___ Exercise materials ___
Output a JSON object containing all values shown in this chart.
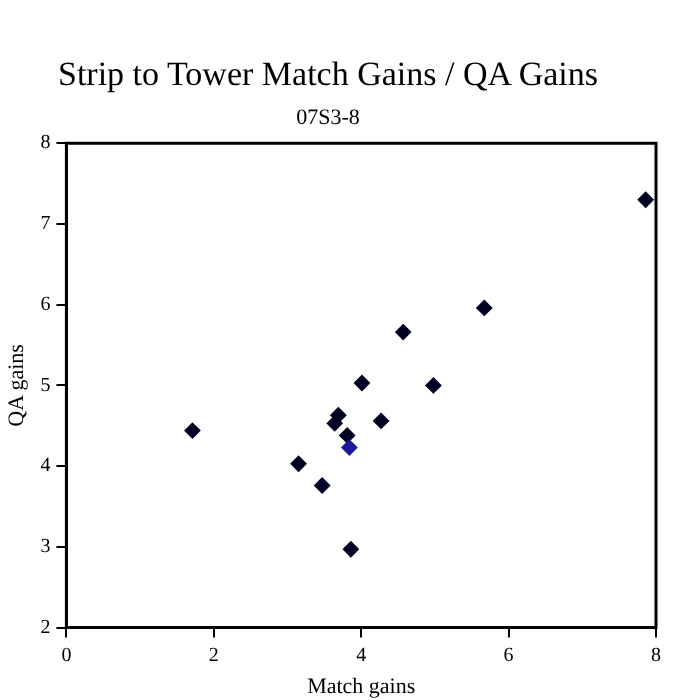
{
  "chart_data": {
    "type": "scatter",
    "title": "Strip to Tower Match Gains / QA Gains",
    "subtitle": "07S3-8",
    "xlabel": "Match gains",
    "ylabel": "QA gains",
    "x": [
      1.71,
      3.15,
      3.47,
      3.64,
      3.69,
      3.81,
      3.84,
      3.86,
      4.01,
      4.27,
      4.57,
      4.98,
      5.67,
      7.86
    ],
    "values": [
      4.44,
      4.03,
      3.76,
      4.53,
      4.63,
      4.38,
      4.23,
      2.97,
      5.03,
      4.56,
      5.66,
      5.0,
      5.96,
      7.3
    ],
    "colors": [
      "#000022",
      "#000022",
      "#000022",
      "#000022",
      "#000022",
      "#000022",
      "#1a1a9a",
      "#000022",
      "#000022",
      "#000022",
      "#000022",
      "#000022",
      "#000022",
      "#000022"
    ],
    "xlim": [
      0,
      8
    ],
    "ylim": [
      2,
      8
    ],
    "xticks": [
      0,
      2,
      4,
      6,
      8
    ],
    "yticks": [
      2,
      3,
      4,
      5,
      6,
      7,
      8
    ],
    "grid": false,
    "legend": false,
    "marker": "diamond"
  }
}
___
§ **Task objective**: Transcribe every entry above exactly. Omit all pictures.

§ **The solution**:
Output a JSON object containing all values shown in this chart.
{
  "chart_data": {
    "type": "scatter",
    "title": "Strip to Tower Match Gains / QA Gains",
    "subtitle": "07S3-8",
    "xlabel": "Match gains",
    "ylabel": "QA gains",
    "x": [
      1.71,
      3.15,
      3.47,
      3.64,
      3.69,
      3.81,
      3.84,
      3.86,
      4.01,
      4.27,
      4.57,
      4.98,
      5.67,
      7.86
    ],
    "values": [
      4.44,
      4.03,
      3.76,
      4.53,
      4.63,
      4.38,
      4.23,
      2.97,
      5.03,
      4.56,
      5.66,
      5.0,
      5.96,
      7.3
    ],
    "colors": [
      "#000022",
      "#000022",
      "#000022",
      "#000022",
      "#000022",
      "#000022",
      "#1a1a9a",
      "#000022",
      "#000022",
      "#000022",
      "#000022",
      "#000022",
      "#000022",
      "#000022"
    ],
    "xlim": [
      0,
      8
    ],
    "ylim": [
      2,
      8
    ],
    "xticks": [
      0,
      2,
      4,
      6,
      8
    ],
    "yticks": [
      2,
      3,
      4,
      5,
      6,
      7,
      8
    ],
    "grid": false,
    "legend": false,
    "marker": "diamond"
  }
}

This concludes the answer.